Write only the number of lines holding the string "JSON".

** start of ENTRIES PROVIDED **

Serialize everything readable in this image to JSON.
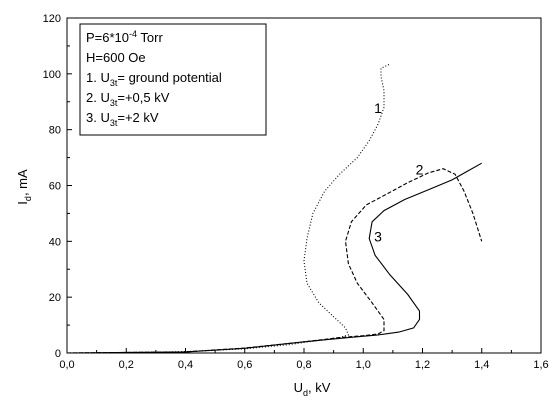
{
  "chart_data": {
    "type": "line",
    "xlabel_main": "U",
    "xlabel_sub": "d",
    "xlabel_unit": ", kV",
    "ylabel_main": "I",
    "ylabel_sub": "d",
    "ylabel_unit": ", mA",
    "xlim": [
      0,
      1.6
    ],
    "ylim": [
      0,
      120
    ],
    "x_ticks": [
      "0,0",
      "0,2",
      "0,4",
      "0,6",
      "0,8",
      "1,0",
      "1,2",
      "1,4",
      "1,6"
    ],
    "x_tick_values": [
      0,
      0.2,
      0.4,
      0.6,
      0.8,
      1.0,
      1.2,
      1.4,
      1.6
    ],
    "y_ticks": [
      "0",
      "20",
      "40",
      "60",
      "80",
      "100",
      "120"
    ],
    "y_tick_values": [
      0,
      20,
      40,
      60,
      80,
      100,
      120
    ],
    "grid": false,
    "legend_position": "top-left",
    "legend": {
      "line1_prefix": "P=6*10",
      "line1_exp": "-4",
      "line1_suffix": " Torr",
      "line2": "H=600 Oe",
      "line3_prefix": "1. U",
      "line3_sub": "3t",
      "line3_suffix": "= ground potential",
      "line4_prefix": "2. U",
      "line4_sub": "3t",
      "line4_suffix": "=+0,5 kV",
      "line5_prefix": "3. U",
      "line5_sub": "3t",
      "line5_suffix": "=+2 kV"
    },
    "series": [
      {
        "label": "1",
        "label_at": [
          1.05,
          86
        ],
        "style": "dotted",
        "points": [
          [
            0.0,
            0
          ],
          [
            0.2,
            0.1
          ],
          [
            0.4,
            0.5
          ],
          [
            0.6,
            1.5
          ],
          [
            0.75,
            3
          ],
          [
            0.85,
            4.5
          ],
          [
            0.92,
            5.5
          ],
          [
            0.95,
            6.5
          ],
          [
            0.94,
            9
          ],
          [
            0.9,
            13
          ],
          [
            0.85,
            18
          ],
          [
            0.81,
            25
          ],
          [
            0.8,
            33
          ],
          [
            0.81,
            41
          ],
          [
            0.83,
            50
          ],
          [
            0.87,
            58
          ],
          [
            0.92,
            64
          ],
          [
            0.98,
            70
          ],
          [
            1.02,
            76
          ],
          [
            1.05,
            82
          ],
          [
            1.07,
            88
          ],
          [
            1.07,
            94
          ],
          [
            1.06,
            99
          ],
          [
            1.06,
            102
          ],
          [
            1.09,
            103.5
          ]
        ]
      },
      {
        "label": "2",
        "label_at": [
          1.19,
          64
        ],
        "style": "dashed",
        "points": [
          [
            0.0,
            0
          ],
          [
            0.4,
            0.4
          ],
          [
            0.6,
            1.8
          ],
          [
            0.8,
            4
          ],
          [
            0.92,
            5.5
          ],
          [
            1.0,
            6.2
          ],
          [
            1.05,
            6.8
          ],
          [
            1.07,
            8
          ],
          [
            1.07,
            12
          ],
          [
            1.03,
            18
          ],
          [
            0.98,
            25
          ],
          [
            0.95,
            32
          ],
          [
            0.94,
            40
          ],
          [
            0.96,
            47
          ],
          [
            1.01,
            53
          ],
          [
            1.08,
            57
          ],
          [
            1.15,
            61
          ],
          [
            1.22,
            64.5
          ],
          [
            1.27,
            66
          ],
          [
            1.31,
            64
          ],
          [
            1.34,
            58
          ],
          [
            1.37,
            50
          ],
          [
            1.4,
            40
          ]
        ]
      },
      {
        "label": "3",
        "label_at": [
          1.05,
          40
        ],
        "style": "solid",
        "points": [
          [
            0.0,
            0
          ],
          [
            0.4,
            0.4
          ],
          [
            0.6,
            1.7
          ],
          [
            0.8,
            4
          ],
          [
            0.95,
            5.5
          ],
          [
            1.05,
            6.5
          ],
          [
            1.12,
            7.5
          ],
          [
            1.17,
            9
          ],
          [
            1.19,
            12
          ],
          [
            1.19,
            15
          ],
          [
            1.15,
            21
          ],
          [
            1.09,
            28
          ],
          [
            1.04,
            35
          ],
          [
            1.02,
            41
          ],
          [
            1.03,
            47
          ],
          [
            1.07,
            51
          ],
          [
            1.14,
            55
          ],
          [
            1.22,
            58.5
          ],
          [
            1.3,
            62
          ],
          [
            1.35,
            65
          ],
          [
            1.4,
            68
          ]
        ]
      }
    ]
  }
}
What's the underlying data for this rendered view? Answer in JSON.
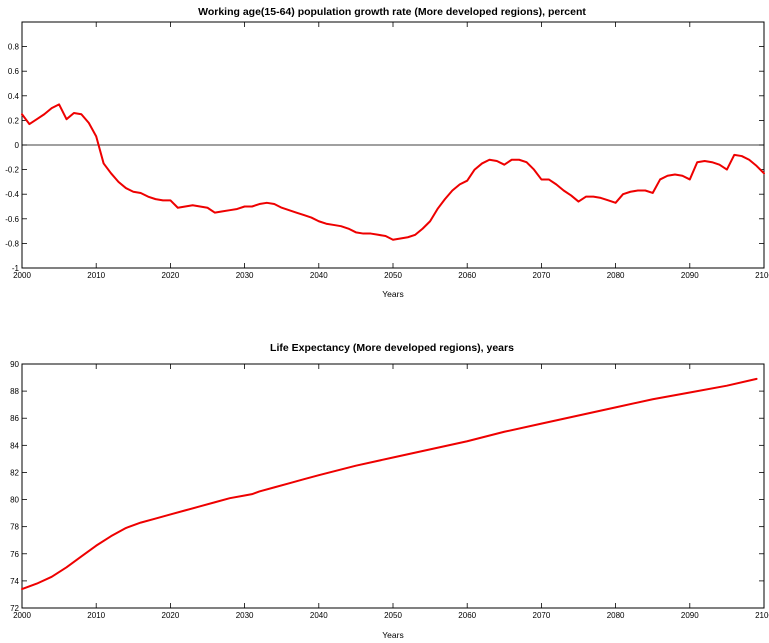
{
  "chart_data": [
    {
      "type": "line",
      "title": "Working age(15-64) population growth rate (More developed regions), percent",
      "xlabel": "Years",
      "ylabel": "",
      "xlim": [
        2000,
        2100
      ],
      "ylim": [
        -1,
        1
      ],
      "x_ticks": [
        2000,
        2010,
        2020,
        2030,
        2040,
        2050,
        2060,
        2070,
        2080,
        2090,
        2100
      ],
      "y_ticks": [
        -1,
        -0.8,
        -0.6,
        -0.4,
        -0.2,
        0,
        0.2,
        0.4,
        0.6,
        0.8
      ],
      "x_tick_labels": [
        "2000",
        "2010",
        "2020",
        "2030",
        "2040",
        "2050",
        "2060",
        "2070",
        "2080",
        "2090",
        "2100"
      ],
      "y_tick_labels": [
        "-1",
        "-0.8",
        "-0.6",
        "-0.4",
        "-0.2",
        "0",
        "0.2",
        "0.4",
        "0.6",
        "0.8"
      ],
      "reference_line_y": 0,
      "color": "#ee0000",
      "series": [
        {
          "x": [
            2000,
            2001,
            2002,
            2003,
            2004,
            2005,
            2006,
            2007,
            2008,
            2009,
            2010,
            2011,
            2012,
            2013,
            2014,
            2015,
            2016,
            2017,
            2018,
            2019,
            2020,
            2021,
            2022,
            2023,
            2024,
            2025,
            2026,
            2027,
            2028,
            2029,
            2030,
            2031,
            2032,
            2033,
            2034,
            2035,
            2036,
            2037,
            2038,
            2039,
            2040,
            2041,
            2042,
            2043,
            2044,
            2045,
            2046,
            2047,
            2048,
            2049,
            2050,
            2051,
            2052,
            2053,
            2054,
            2055,
            2056,
            2057,
            2058,
            2059,
            2060,
            2061,
            2062,
            2063,
            2064,
            2065,
            2066,
            2067,
            2068,
            2069,
            2070,
            2071,
            2072,
            2073,
            2074,
            2075,
            2076,
            2077,
            2078,
            2079,
            2080,
            2081,
            2082,
            2083,
            2084,
            2085,
            2086,
            2087,
            2088,
            2089,
            2090,
            2091,
            2092,
            2093,
            2094,
            2095,
            2096,
            2097,
            2098,
            2099,
            2100
          ],
          "y": [
            0.25,
            0.17,
            0.21,
            0.25,
            0.3,
            0.33,
            0.21,
            0.26,
            0.25,
            0.18,
            0.07,
            -0.15,
            -0.23,
            -0.3,
            -0.35,
            -0.38,
            -0.39,
            -0.42,
            -0.44,
            -0.45,
            -0.45,
            -0.51,
            -0.5,
            -0.49,
            -0.5,
            -0.51,
            -0.55,
            -0.54,
            -0.53,
            -0.52,
            -0.5,
            -0.5,
            -0.48,
            -0.47,
            -0.48,
            -0.51,
            -0.53,
            -0.55,
            -0.57,
            -0.59,
            -0.62,
            -0.64,
            -0.65,
            -0.66,
            -0.68,
            -0.71,
            -0.72,
            -0.72,
            -0.73,
            -0.74,
            -0.77,
            -0.76,
            -0.75,
            -0.73,
            -0.68,
            -0.62,
            -0.52,
            -0.44,
            -0.37,
            -0.32,
            -0.29,
            -0.2,
            -0.15,
            -0.12,
            -0.13,
            -0.16,
            -0.12,
            -0.12,
            -0.14,
            -0.2,
            -0.28,
            -0.28,
            -0.32,
            -0.37,
            -0.41,
            -0.46,
            -0.42,
            -0.42,
            -0.43,
            -0.45,
            -0.47,
            -0.4,
            -0.38,
            -0.37,
            -0.37,
            -0.39,
            -0.28,
            -0.25,
            -0.24,
            -0.25,
            -0.28,
            -0.14,
            -0.13,
            -0.14,
            -0.16,
            -0.2,
            -0.08,
            -0.09,
            -0.12,
            -0.17,
            -0.23
          ]
        }
      ]
    },
    {
      "type": "line",
      "title": "Life Expectancy (More developed regions), years",
      "xlabel": "Years",
      "ylabel": "",
      "xlim": [
        2000,
        2100
      ],
      "ylim": [
        72,
        90
      ],
      "x_ticks": [
        2000,
        2010,
        2020,
        2030,
        2040,
        2050,
        2060,
        2070,
        2080,
        2090,
        2100
      ],
      "y_ticks": [
        72,
        74,
        76,
        78,
        80,
        82,
        84,
        86,
        88,
        90
      ],
      "x_tick_labels": [
        "2000",
        "2010",
        "2020",
        "2030",
        "2040",
        "2050",
        "2060",
        "2070",
        "2080",
        "2090",
        "2100"
      ],
      "y_tick_labels": [
        "72",
        "74",
        "76",
        "78",
        "80",
        "82",
        "84",
        "86",
        "88",
        "90"
      ],
      "color": "#ee0000",
      "series": [
        {
          "x": [
            2000,
            2002,
            2004,
            2006,
            2008,
            2010,
            2012,
            2014,
            2016,
            2018,
            2020,
            2022,
            2024,
            2026,
            2028,
            2030,
            2031,
            2032,
            2034,
            2036,
            2038,
            2040,
            2045,
            2050,
            2055,
            2060,
            2065,
            2070,
            2075,
            2080,
            2085,
            2090,
            2095,
            2099
          ],
          "y": [
            73.4,
            73.8,
            74.3,
            75.0,
            75.8,
            76.6,
            77.3,
            77.9,
            78.3,
            78.6,
            78.9,
            79.2,
            79.5,
            79.8,
            80.1,
            80.3,
            80.4,
            80.6,
            80.9,
            81.2,
            81.5,
            81.8,
            82.5,
            83.1,
            83.7,
            84.3,
            85.0,
            85.6,
            86.2,
            86.8,
            87.4,
            87.9,
            88.4,
            88.9
          ]
        }
      ]
    }
  ]
}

** end of ENTRIES PROVIDED **

ANSWER: 2